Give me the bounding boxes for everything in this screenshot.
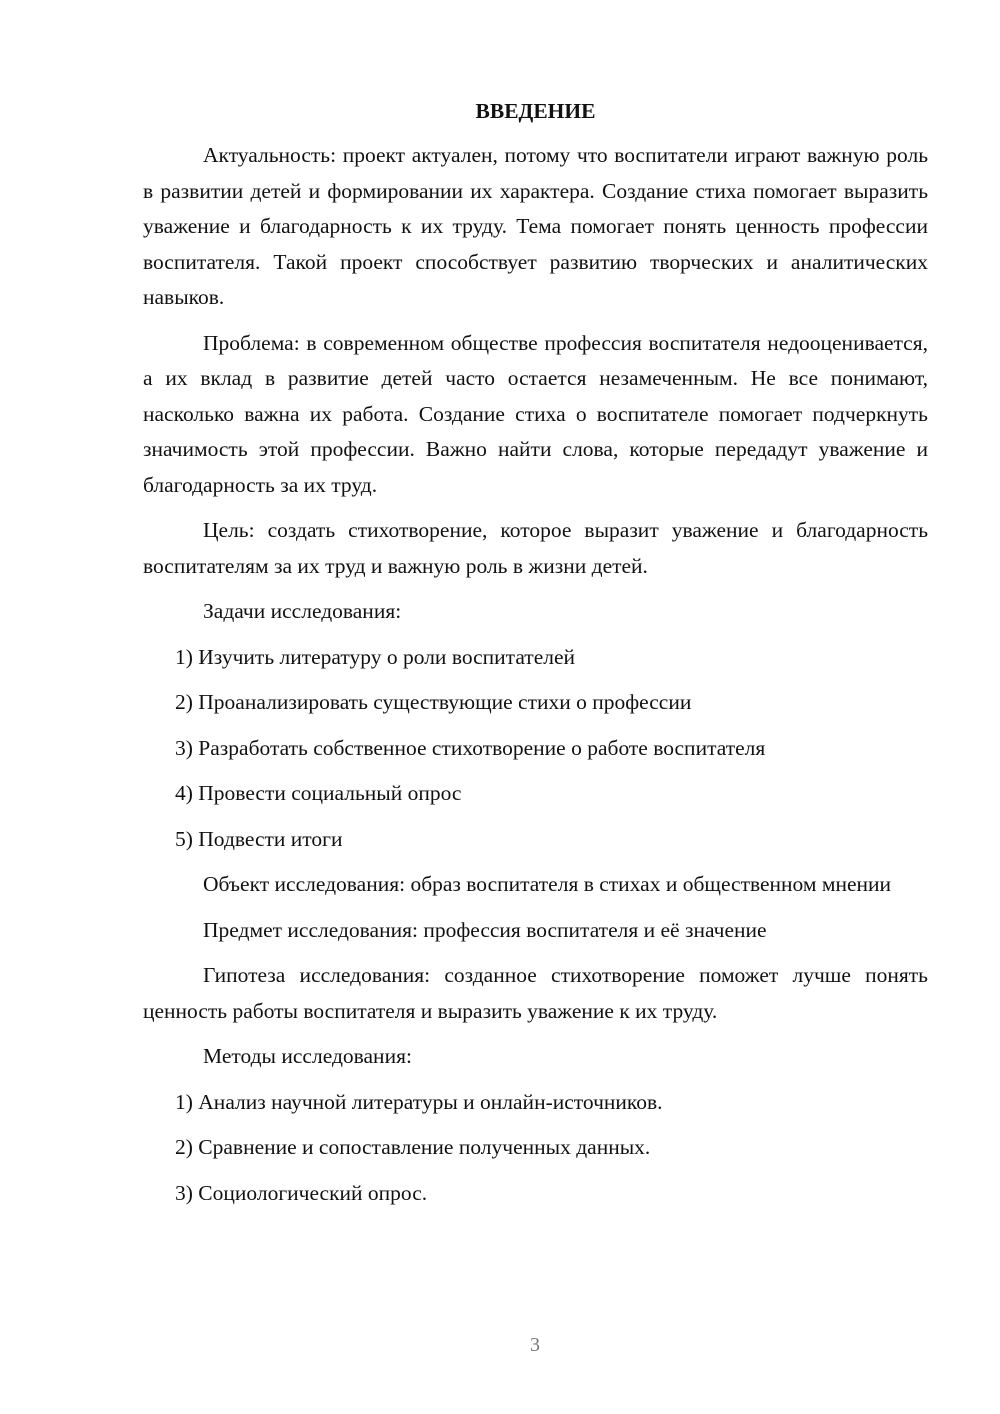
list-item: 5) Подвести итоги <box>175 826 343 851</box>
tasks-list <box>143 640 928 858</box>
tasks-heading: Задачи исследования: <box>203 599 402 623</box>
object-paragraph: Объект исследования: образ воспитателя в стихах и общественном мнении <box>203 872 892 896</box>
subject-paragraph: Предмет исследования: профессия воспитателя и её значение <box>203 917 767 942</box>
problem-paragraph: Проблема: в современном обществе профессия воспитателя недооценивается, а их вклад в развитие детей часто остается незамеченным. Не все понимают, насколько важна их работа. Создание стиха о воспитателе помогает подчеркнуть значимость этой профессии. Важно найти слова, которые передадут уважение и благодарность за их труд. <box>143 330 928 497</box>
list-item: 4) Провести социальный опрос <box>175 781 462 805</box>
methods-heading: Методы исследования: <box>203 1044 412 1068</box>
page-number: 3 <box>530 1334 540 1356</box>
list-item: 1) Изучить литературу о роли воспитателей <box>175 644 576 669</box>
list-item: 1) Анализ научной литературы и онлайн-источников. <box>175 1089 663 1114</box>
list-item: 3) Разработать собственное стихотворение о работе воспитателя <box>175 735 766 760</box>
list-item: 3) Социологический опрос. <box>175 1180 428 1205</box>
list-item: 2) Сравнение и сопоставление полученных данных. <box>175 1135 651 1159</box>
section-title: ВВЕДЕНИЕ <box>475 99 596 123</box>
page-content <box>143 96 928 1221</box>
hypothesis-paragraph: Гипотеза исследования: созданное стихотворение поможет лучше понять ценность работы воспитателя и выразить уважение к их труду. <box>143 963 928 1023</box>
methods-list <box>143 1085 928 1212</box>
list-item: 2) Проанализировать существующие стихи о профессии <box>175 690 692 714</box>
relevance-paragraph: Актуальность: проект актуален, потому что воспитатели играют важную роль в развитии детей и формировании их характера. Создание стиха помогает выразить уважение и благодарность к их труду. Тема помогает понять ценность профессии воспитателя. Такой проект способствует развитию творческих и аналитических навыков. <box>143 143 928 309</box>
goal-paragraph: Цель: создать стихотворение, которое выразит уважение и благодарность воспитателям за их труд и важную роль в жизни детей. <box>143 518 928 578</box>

──────────────────────────────

- Enunciado del problema
Reescribe como una lista JSON de cadenas, una por cada línea y sin incluir líneas en blanco, las líneas que comienzan en la que contiene "list-item: 5) Подвести" y terminan en la que contiene "hypothesis-paragraph: Гипотеза исследования: созданное", ambas incluidas.

- Resultado de la tarea
[
  "list-item: 5) Подвести итоги <box>175 826 343 851</box>",
  "tasks-list <box>143 640 928 858</box>",
  "tasks-heading: Задачи исследования: <box>203 599 402 623</box>",
  "object-paragraph: Объект исследования: образ воспитателя в стихах и общественном мнении <box>203 872 892 896</box>",
  "subject-paragraph: Предмет исследования: профессия воспитателя и её значение <box>203 917 767 942</box>",
  "problem-paragraph: Проблема: в современном обществе профессия воспитателя недооценивается, а их вклад в развитие детей часто остается незамеченным. Не все понимают, насколько важна их работа. Создание стиха о воспитателе помогает подчеркнуть значимость этой профессии. Важно найти слова, которые передадут уважение и благодарность за их труд. <box>143 330 928 497</box>",
  "list-item: 4) Провести социальный опрос <box>175 781 462 805</box>",
  "methods-heading: Методы исследования: <box>203 1044 412 1068</box>",
  "page-number: 3 <box>530 1334 540 1356</box>",
  "list-item: 1) Изучить литературу о роли воспитателей <box>175 644 576 669</box>",
  "list-item: 1) Анализ научной литературы и онлайн-источников. <box>175 1089 663 1114</box>",
  "list-item: 3) Разработать собственное стихотворение о работе воспитателя <box>175 735 766 760</box>",
  "list-item: 3) Социологический опрос. <box>175 1180 428 1205</box>",
  "list-item: 2) Сравнение и сопоставление полученных данных. <box>175 1135 651 1159</box>",
  "section-title: ВВЕДЕНИЕ <box>475 99 596 123</box>",
  "page-content <box>143 96 928 1221</box>",
  "hypothesis-paragraph: Гипотеза исследования: созданное стихотворение поможет лучше понять ценность работы воспитателя и выразить уважение к их труду. <box>143 963 928 1023</box>"
]